_Data supplied:_
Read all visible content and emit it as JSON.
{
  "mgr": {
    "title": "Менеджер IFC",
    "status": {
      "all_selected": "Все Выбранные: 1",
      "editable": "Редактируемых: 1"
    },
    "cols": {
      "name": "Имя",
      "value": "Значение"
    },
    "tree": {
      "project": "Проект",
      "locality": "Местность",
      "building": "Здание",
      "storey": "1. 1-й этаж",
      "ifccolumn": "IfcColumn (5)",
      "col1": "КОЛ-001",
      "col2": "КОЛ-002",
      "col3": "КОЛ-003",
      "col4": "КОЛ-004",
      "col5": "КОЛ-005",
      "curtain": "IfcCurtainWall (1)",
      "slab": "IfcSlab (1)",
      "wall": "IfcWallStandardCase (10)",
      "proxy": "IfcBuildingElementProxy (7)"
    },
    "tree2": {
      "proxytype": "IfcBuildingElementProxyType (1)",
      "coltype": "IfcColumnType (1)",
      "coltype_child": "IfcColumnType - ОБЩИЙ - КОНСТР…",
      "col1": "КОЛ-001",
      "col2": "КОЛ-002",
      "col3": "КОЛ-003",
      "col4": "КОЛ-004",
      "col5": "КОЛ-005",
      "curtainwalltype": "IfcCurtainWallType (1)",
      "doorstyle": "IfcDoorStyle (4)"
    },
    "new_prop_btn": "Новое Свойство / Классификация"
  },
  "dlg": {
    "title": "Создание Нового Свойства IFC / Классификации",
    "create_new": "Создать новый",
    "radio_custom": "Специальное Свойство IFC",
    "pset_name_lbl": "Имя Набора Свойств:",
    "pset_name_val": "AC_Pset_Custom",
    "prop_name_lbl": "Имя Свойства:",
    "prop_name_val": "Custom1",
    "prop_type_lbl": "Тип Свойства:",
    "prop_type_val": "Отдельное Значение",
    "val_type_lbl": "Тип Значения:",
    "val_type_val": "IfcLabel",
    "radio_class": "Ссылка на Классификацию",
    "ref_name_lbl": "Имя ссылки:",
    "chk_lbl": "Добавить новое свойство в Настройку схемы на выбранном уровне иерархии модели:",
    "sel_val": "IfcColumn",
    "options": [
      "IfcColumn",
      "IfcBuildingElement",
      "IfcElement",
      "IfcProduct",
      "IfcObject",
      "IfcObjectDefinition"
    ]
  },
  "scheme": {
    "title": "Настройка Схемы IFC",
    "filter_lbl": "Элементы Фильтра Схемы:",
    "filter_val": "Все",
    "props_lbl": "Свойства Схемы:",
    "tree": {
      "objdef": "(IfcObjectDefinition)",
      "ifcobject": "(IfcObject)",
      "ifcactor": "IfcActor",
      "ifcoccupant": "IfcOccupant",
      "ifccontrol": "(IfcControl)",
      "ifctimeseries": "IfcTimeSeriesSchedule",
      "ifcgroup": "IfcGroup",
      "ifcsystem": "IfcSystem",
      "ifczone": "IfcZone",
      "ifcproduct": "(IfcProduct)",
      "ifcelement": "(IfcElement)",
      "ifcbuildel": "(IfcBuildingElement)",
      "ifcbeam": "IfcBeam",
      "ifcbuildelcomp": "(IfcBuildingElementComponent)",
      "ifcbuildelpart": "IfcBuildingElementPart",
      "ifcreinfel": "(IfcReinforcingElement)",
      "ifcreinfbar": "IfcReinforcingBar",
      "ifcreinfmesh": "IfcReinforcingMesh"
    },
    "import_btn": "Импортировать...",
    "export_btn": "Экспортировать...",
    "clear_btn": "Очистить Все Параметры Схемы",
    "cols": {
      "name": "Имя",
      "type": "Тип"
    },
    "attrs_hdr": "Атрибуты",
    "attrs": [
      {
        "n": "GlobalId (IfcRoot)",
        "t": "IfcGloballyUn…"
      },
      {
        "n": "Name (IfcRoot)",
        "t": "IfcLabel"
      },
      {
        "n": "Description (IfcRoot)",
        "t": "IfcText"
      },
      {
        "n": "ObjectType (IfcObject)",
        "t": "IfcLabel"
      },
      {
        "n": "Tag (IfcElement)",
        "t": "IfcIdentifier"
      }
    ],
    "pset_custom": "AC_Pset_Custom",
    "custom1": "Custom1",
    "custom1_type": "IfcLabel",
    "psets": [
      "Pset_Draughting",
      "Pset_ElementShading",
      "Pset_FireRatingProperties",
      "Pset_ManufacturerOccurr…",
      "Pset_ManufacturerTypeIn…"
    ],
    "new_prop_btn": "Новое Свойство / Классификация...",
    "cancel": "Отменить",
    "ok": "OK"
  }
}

_Do this:_
What is the number of lines in the listing that contain the string "Свойства"? Reply with that number alone.

_Solution to the exercise:_
4